__EXERCISE PROMPT__:
Repeat the material verbatim and drop the pictures.

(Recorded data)
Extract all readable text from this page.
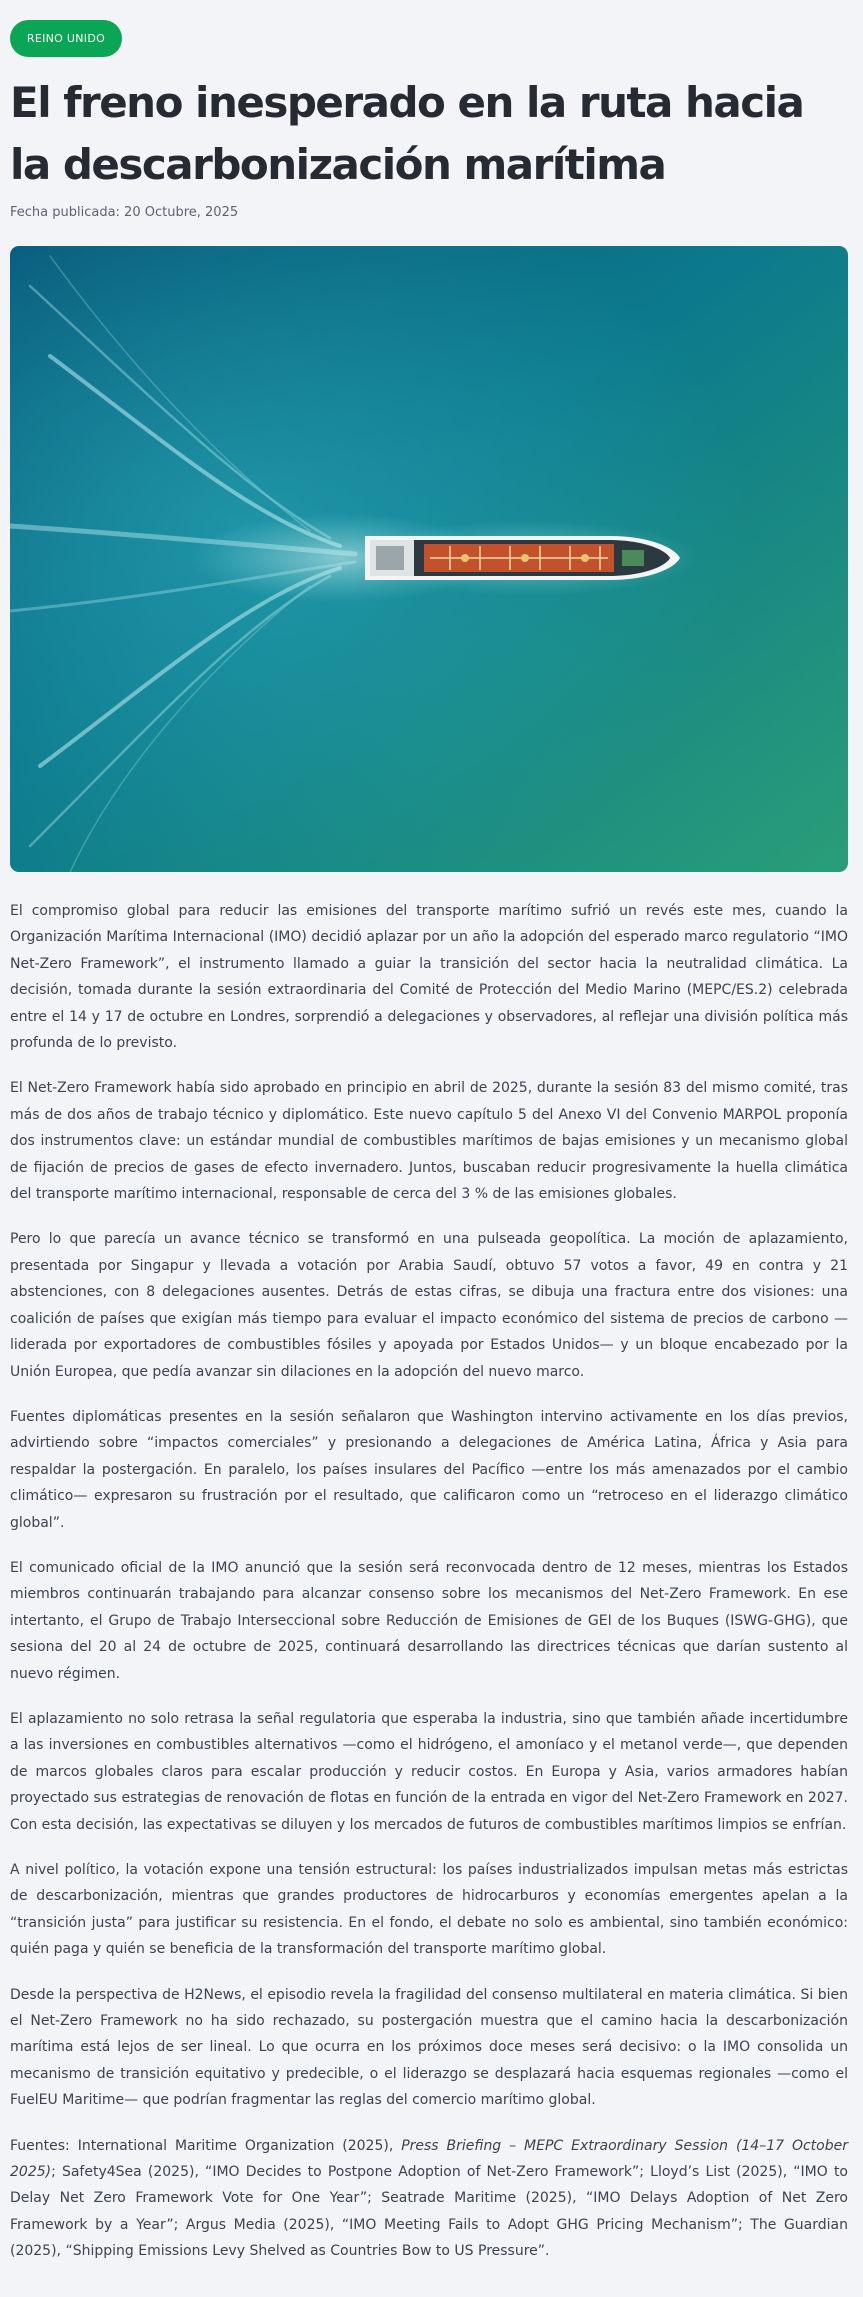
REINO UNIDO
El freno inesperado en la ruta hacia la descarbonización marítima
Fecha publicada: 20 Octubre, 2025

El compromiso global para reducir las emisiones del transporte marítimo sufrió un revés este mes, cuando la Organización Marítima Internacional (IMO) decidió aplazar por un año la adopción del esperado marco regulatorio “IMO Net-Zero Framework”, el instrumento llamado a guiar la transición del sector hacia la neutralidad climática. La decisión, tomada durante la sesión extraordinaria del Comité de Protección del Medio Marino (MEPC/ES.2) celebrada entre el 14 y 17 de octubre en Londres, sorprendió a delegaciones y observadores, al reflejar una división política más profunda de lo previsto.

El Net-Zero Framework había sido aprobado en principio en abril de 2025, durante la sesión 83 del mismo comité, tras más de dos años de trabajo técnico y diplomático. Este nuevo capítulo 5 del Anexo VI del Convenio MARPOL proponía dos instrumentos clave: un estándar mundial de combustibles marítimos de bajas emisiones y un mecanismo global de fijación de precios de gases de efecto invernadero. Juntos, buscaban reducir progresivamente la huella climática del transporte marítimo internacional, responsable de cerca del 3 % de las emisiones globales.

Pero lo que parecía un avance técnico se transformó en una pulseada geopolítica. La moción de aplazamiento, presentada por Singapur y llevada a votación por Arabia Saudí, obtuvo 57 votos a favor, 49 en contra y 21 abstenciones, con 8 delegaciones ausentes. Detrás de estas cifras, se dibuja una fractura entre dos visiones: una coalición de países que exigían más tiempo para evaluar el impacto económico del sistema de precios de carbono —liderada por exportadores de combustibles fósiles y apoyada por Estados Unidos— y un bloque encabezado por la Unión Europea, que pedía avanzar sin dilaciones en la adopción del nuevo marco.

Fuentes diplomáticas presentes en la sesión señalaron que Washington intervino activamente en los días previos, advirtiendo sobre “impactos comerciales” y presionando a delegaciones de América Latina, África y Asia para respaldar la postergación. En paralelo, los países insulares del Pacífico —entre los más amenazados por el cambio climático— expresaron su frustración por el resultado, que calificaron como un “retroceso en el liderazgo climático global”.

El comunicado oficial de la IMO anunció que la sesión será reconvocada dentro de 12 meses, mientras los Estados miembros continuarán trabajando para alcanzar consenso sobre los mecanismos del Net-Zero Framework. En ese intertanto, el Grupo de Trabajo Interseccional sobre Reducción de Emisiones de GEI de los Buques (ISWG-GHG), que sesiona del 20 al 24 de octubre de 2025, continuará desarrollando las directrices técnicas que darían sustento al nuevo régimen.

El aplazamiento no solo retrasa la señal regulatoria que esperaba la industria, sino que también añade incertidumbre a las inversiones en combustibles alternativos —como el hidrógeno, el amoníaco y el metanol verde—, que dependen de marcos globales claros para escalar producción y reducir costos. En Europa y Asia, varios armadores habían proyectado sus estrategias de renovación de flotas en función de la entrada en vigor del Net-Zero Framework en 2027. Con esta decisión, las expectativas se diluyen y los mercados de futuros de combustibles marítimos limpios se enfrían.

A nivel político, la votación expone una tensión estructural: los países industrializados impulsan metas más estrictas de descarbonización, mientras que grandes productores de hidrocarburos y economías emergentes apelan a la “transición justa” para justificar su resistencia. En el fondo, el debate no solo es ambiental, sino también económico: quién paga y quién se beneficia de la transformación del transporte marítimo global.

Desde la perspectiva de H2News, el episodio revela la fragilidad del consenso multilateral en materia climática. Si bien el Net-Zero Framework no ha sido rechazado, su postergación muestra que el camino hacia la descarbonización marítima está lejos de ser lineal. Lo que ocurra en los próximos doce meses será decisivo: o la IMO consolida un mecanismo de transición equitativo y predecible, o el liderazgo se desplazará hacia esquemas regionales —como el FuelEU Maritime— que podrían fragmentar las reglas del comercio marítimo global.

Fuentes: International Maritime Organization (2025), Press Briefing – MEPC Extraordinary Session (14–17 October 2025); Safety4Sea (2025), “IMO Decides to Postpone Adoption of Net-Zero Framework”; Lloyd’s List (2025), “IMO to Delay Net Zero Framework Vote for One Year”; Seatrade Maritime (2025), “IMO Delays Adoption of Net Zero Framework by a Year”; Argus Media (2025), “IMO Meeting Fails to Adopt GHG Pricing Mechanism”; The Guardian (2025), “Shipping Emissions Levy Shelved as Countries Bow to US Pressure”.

__EXERCISE RESULT__:
Extract all readable text from this page.
REINO UNIDO
El freno inesperado en la ruta hacia la descarbonización marítima
Fecha publicada: 20 Octubre, 2025

El compromiso global para reducir las emisiones del transporte marítimo sufrió un revés este mes, cuando la Organización Marítima Internacional (IMO) decidió aplazar por un año la adopción del esperado marco regulatorio “IMO Net-Zero Framework”, el instrumento llamado a guiar la transición del sector hacia la neutralidad climática. La decisión, tomada durante la sesión extraordinaria del Comité de Protección del Medio Marino (MEPC/ES.2) celebrada entre el 14 y 17 de octubre en Londres, sorprendió a delegaciones y observadores, al reflejar una división política más profunda de lo previsto.

El Net-Zero Framework había sido aprobado en principio en abril de 2025, durante la sesión 83 del mismo comité, tras más de dos años de trabajo técnico y diplomático. Este nuevo capítulo 5 del Anexo VI del Convenio MARPOL proponía dos instrumentos clave: un estándar mundial de combustibles marítimos de bajas emisiones y un mecanismo global de fijación de precios de gases de efecto invernadero. Juntos, buscaban reducir progresivamente la huella climática del transporte marítimo internacional, responsable de cerca del 3 % de las emisiones globales.

Pero lo que parecía un avance técnico se transformó en una pulseada geopolítica. La moción de aplazamiento, presentada por Singapur y llevada a votación por Arabia Saudí, obtuvo 57 votos a favor, 49 en contra y 21 abstenciones, con 8 delegaciones ausentes. Detrás de estas cifras, se dibuja una fractura entre dos visiones: una coalición de países que exigían más tiempo para evaluar el impacto económico del sistema de precios de carbono —liderada por exportadores de combustibles fósiles y apoyada por Estados Unidos— y un bloque encabezado por la Unión Europea, que pedía avanzar sin dilaciones en la adopción del nuevo marco.

Fuentes diplomáticas presentes en la sesión señalaron que Washington intervino activamente en los días previos, advirtiendo sobre “impactos comerciales” y presionando a delegaciones de América Latina, África y Asia para respaldar la postergación. En paralelo, los países insulares del Pacífico —entre los más amenazados por el cambio climático— expresaron su frustración por el resultado, que calificaron como un “retroceso en el liderazgo climático global”.

El comunicado oficial de la IMO anunció que la sesión será reconvocada dentro de 12 meses, mientras los Estados miembros continuarán trabajando para alcanzar consenso sobre los mecanismos del Net-Zero Framework. En ese intertanto, el Grupo de Trabajo Interseccional sobre Reducción de Emisiones de GEI de los Buques (ISWG-GHG), que sesiona del 20 al 24 de octubre de 2025, continuará desarrollando las directrices técnicas que darían sustento al nuevo régimen.

El aplazamiento no solo retrasa la señal regulatoria que esperaba la industria, sino que también añade incertidumbre a las inversiones en combustibles alternativos —como el hidrógeno, el amoníaco y el metanol verde—, que dependen de marcos globales claros para escalar producción y reducir costos. En Europa y Asia, varios armadores habían proyectado sus estrategias de renovación de flotas en función de la entrada en vigor del Net-Zero Framework en 2027. Con esta decisión, las expectativas se diluyen y los mercados de futuros de combustibles marítimos limpios se enfrían.

A nivel político, la votación expone una tensión estructural: los países industrializados impulsan metas más estrictas de descarbonización, mientras que grandes productores de hidrocarburos y economías emergentes apelan a la “transición justa” para justificar su resistencia. En el fondo, el debate no solo es ambiental, sino también económico: quién paga y quién se beneficia de la transformación del transporte marítimo global.

Desde la perspectiva de H2News, el episodio revela la fragilidad del consenso multilateral en materia climática. Si bien el Net-Zero Framework no ha sido rechazado, su postergación muestra que el camino hacia la descarbonización marítima está lejos de ser lineal. Lo que ocurra en los próximos doce meses será decisivo: o la IMO consolida un mecanismo de transición equitativo y predecible, o el liderazgo se desplazará hacia esquemas regionales —como el FuelEU Maritime— que podrían fragmentar las reglas del comercio marítimo global.

Fuentes: International Maritime Organization (2025), Press Briefing – MEPC Extraordinary Session (14–17 October 2025); Safety4Sea (2025), “IMO Decides to Postpone Adoption of Net-Zero Framework”; Lloyd’s List (2025), “IMO to Delay Net Zero Framework Vote for One Year”; Seatrade Maritime (2025), “IMO Delays Adoption of Net Zero Framework by a Year”; Argus Media (2025), “IMO Meeting Fails to Adopt GHG Pricing Mechanism”; The Guardian (2025), “Shipping Emissions Levy Shelved as Countries Bow to US Pressure”.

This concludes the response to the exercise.